Dataset excerpts:
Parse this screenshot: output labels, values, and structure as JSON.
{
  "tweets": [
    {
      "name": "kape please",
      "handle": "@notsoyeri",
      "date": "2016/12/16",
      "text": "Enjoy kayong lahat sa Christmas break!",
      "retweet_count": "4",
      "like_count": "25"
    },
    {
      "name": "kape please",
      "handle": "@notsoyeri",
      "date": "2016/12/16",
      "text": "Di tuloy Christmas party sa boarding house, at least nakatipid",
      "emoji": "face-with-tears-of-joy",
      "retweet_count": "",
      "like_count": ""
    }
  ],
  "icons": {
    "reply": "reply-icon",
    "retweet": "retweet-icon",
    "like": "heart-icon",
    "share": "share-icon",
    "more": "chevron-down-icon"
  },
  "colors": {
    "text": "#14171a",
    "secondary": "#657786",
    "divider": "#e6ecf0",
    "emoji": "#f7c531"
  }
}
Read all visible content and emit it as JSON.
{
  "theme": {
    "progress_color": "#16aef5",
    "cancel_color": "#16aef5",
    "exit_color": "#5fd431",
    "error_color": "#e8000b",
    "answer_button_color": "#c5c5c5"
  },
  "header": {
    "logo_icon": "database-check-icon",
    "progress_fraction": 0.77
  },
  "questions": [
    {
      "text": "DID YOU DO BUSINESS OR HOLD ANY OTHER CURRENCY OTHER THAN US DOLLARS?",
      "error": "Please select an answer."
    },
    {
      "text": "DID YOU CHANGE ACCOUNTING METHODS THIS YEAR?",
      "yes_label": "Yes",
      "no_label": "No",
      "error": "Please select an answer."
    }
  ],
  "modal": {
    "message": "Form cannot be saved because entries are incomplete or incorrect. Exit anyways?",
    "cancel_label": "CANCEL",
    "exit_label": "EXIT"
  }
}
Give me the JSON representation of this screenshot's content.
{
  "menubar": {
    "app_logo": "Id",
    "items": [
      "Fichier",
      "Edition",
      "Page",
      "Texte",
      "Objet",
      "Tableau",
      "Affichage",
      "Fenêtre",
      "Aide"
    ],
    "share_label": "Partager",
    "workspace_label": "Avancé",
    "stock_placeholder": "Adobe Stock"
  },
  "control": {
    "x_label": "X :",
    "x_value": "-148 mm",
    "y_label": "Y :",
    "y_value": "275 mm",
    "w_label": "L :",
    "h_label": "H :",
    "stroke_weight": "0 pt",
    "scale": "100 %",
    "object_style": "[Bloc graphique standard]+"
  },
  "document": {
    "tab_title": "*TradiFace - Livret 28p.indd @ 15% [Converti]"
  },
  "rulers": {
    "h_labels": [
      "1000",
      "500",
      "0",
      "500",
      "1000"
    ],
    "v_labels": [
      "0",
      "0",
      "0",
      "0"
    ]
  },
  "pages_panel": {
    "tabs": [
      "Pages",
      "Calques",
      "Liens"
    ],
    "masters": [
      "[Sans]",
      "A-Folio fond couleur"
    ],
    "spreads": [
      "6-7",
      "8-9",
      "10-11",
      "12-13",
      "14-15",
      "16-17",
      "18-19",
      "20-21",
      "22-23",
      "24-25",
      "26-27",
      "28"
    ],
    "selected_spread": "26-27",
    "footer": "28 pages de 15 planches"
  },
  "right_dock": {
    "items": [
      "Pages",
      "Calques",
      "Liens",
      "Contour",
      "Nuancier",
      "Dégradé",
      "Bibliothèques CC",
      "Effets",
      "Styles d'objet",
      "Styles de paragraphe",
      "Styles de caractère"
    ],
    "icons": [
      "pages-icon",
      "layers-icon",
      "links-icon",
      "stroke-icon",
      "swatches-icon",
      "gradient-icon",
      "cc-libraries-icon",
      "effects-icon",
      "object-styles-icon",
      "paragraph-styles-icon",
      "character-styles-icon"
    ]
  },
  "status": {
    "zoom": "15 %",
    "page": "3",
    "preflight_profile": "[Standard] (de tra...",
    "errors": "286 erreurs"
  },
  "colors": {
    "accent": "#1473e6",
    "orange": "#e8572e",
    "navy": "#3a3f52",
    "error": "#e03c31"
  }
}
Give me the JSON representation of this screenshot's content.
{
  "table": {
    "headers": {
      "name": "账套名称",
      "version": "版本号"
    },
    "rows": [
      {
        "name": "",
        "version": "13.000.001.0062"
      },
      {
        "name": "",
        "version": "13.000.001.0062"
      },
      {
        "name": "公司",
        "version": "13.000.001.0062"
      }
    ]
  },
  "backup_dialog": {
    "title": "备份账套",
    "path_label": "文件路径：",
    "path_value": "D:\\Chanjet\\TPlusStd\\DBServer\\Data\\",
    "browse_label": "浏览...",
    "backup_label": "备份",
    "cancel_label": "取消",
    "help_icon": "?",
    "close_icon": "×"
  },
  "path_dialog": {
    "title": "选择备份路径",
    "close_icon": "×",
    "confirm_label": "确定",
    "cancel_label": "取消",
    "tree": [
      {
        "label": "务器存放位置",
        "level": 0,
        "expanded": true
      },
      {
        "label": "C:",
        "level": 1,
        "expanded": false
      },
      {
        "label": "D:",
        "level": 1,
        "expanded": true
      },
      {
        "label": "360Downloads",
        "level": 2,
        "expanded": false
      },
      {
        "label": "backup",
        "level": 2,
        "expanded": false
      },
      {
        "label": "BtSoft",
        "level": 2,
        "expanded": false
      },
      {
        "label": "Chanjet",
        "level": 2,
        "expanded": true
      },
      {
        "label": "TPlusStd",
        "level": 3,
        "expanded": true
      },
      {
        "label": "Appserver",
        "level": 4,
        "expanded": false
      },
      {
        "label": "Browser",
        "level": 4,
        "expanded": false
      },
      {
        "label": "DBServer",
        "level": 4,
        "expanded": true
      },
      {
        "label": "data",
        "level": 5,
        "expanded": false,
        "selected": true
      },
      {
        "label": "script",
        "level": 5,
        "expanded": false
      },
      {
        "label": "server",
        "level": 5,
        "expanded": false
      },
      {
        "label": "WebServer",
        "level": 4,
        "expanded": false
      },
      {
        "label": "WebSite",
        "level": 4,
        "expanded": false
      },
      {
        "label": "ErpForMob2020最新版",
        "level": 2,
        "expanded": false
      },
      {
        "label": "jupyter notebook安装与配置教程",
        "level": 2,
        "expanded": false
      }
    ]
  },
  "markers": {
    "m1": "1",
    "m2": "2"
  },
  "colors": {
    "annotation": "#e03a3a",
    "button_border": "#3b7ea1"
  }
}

Exercise instructions:
Each line of the material above must be retyped precisely.

Task result:
Parse this screenshot: output labels, values, and structure as JSON.
{
  "tweets": [
    {
      "name": "kape please",
      "handle": "@notsoyeri",
      "date": "2016/12/16",
      "text": "Enjoy kayong lahat sa Christmas break!",
      "retweet_count": "4",
      "like_count": "25"
    },
    {
      "name": "kape please",
      "handle": "@notsoyeri",
      "date": "2016/12/16",
      "text": "Di tuloy Christmas party sa boarding house, at least nakatipid",
      "emoji": "face-with-tears-of-joy",
      "retweet_count": "",
      "like_count": ""
    }
  ],
  "icons": {
    "reply": "reply-icon",
    "retweet": "retweet-icon",
    "like": "heart-icon",
    "share": "share-icon",
    "more": "chevron-down-icon"
  },
  "colors": {
    "text": "#14171a",
    "secondary": "#657786",
    "divider": "#e6ecf0",
    "emoji": "#f7c531"
  }
}
Read all visible content and emit it as JSON.
{
  "theme": {
    "progress_color": "#16aef5",
    "cancel_color": "#16aef5",
    "exit_color": "#5fd431",
    "error_color": "#e8000b",
    "answer_button_color": "#c5c5c5"
  },
  "header": {
    "logo_icon": "database-check-icon",
    "progress_fraction": 0.77
  },
  "questions": [
    {
      "text": "DID YOU DO BUSINESS OR HOLD ANY OTHER CURRENCY OTHER THAN US DOLLARS?",
      "error": "Please select an answer."
    },
    {
      "text": "DID YOU CHANGE ACCOUNTING METHODS THIS YEAR?",
      "yes_label": "Yes",
      "no_label": "No",
      "error": "Please select an answer."
    }
  ],
  "modal": {
    "message": "Form cannot be saved because entries are incomplete or incorrect. Exit anyways?",
    "cancel_label": "CANCEL",
    "exit_label": "EXIT"
  }
}
Give me the JSON representation of this screenshot's content.
{
  "menubar": {
    "app_logo": "Id",
    "items": [
      "Fichier",
      "Edition",
      "Page",
      "Texte",
      "Objet",
      "Tableau",
      "Affichage",
      "Fenêtre",
      "Aide"
    ],
    "share_label": "Partager",
    "workspace_label": "Avancé",
    "stock_placeholder": "Adobe Stock"
  },
  "control": {
    "x_label": "X :",
    "x_value": "-148 mm",
    "y_label": "Y :",
    "y_value": "275 mm",
    "w_label": "L :",
    "h_label": "H :",
    "stroke_weight": "0 pt",
    "scale": "100 %",
    "object_style": "[Bloc graphique standard]+"
  },
  "document": {
    "tab_title": "*TradiFace - Livret 28p.indd @ 15% [Converti]"
  },
  "rulers": {
    "h_labels": [
      "1000",
      "500",
      "0",
      "500",
      "1000"
    ],
    "v_labels": [
      "0",
      "0",
      "0",
      "0"
    ]
  },
  "pages_panel": {
    "tabs": [
      "Pages",
      "Calques",
      "Liens"
    ],
    "masters": [
      "[Sans]",
      "A-Folio fond couleur"
    ],
    "spreads": [
      "6-7",
      "8-9",
      "10-11",
      "12-13",
      "14-15",
      "16-17",
      "18-19",
      "20-21",
      "22-23",
      "24-25",
      "26-27",
      "28"
    ],
    "selected_spread": "26-27",
    "footer": "28 pages de 15 planches"
  },
  "right_dock": {
    "items": [
      "Pages",
      "Calques",
      "Liens",
      "Contour",
      "Nuancier",
      "Dégradé",
      "Bibliothèques CC",
      "Effets",
      "Styles d'objet",
      "Styles de paragraphe",
      "Styles de caractère"
    ],
    "icons": [
      "pages-icon",
      "layers-icon",
      "links-icon",
      "stroke-icon",
      "swatches-icon",
      "gradient-icon",
      "cc-libraries-icon",
      "effects-icon",
      "object-styles-icon",
      "paragraph-styles-icon",
      "character-styles-icon"
    ]
  },
  "status": {
    "zoom": "15 %",
    "page": "3",
    "preflight_profile": "[Standard] (de tra...",
    "errors": "286 erreurs"
  },
  "colors": {
    "accent": "#1473e6",
    "orange": "#e8572e",
    "navy": "#3a3f52",
    "error": "#e03c31"
  }
}
Give me the JSON representation of this screenshot's content.
{
  "table": {
    "headers": {
      "name": "账套名称",
      "version": "版本号"
    },
    "rows": [
      {
        "name": "",
        "version": "13.000.001.0062"
      },
      {
        "name": "",
        "version": "13.000.001.0062"
      },
      {
        "name": "公司",
        "version": "13.000.001.0062"
      }
    ]
  },
  "backup_dialog": {
    "title": "备份账套",
    "path_label": "文件路径：",
    "path_value": "D:\\Chanjet\\TPlusStd\\DBServer\\Data\\",
    "browse_label": "浏览...",
    "backup_label": "备份",
    "cancel_label": "取消",
    "help_icon": "?",
    "close_icon": "×"
  },
  "path_dialog": {
    "title": "选择备份路径",
    "close_icon": "×",
    "confirm_label": "确定",
    "cancel_label": "取消",
    "tree": [
      {
        "label": "务器存放位置",
        "level": 0,
        "expanded": true
      },
      {
        "label": "C:",
        "level": 1,
        "expanded": false
      },
      {
        "label": "D:",
        "level": 1,
        "expanded": true
      },
      {
        "label": "360Downloads",
        "level": 2,
        "expanded": false
      },
      {
        "label": "backup",
        "level": 2,
        "expanded": false
      },
      {
        "label": "BtSoft",
        "level": 2,
        "expanded": false
      },
      {
        "label": "Chanjet",
        "level": 2,
        "expanded": true
      },
      {
        "label": "TPlusStd",
        "level": 3,
        "expanded": true
      },
      {
        "label": "Appserver",
        "level": 4,
        "expanded": false
      },
      {
        "label": "Browser",
        "level": 4,
        "expanded": false
      },
      {
        "label": "DBServer",
        "level": 4,
        "expanded": true
      },
      {
        "label": "data",
        "level": 5,
        "expanded": false,
        "selected": true
      },
      {
        "label": "script",
        "level": 5,
        "expanded": false
      },
      {
        "label": "server",
        "level": 5,
        "expanded": false
      },
      {
        "label": "WebServer",
        "level": 4,
        "expanded": false
      },
      {
        "label": "WebSite",
        "level": 4,
        "expanded": false
      },
      {
        "label": "ErpForMob2020最新版",
        "level": 2,
        "expanded": false
      },
      {
        "label": "jupyter notebook安装与配置教程",
        "level": 2,
        "expanded": false
      }
    ]
  },
  "markers": {
    "m1": "1",
    "m2": "2"
  },
  "colors": {
    "annotation": "#e03a3a",
    "button_border": "#3b7ea1"
  }
}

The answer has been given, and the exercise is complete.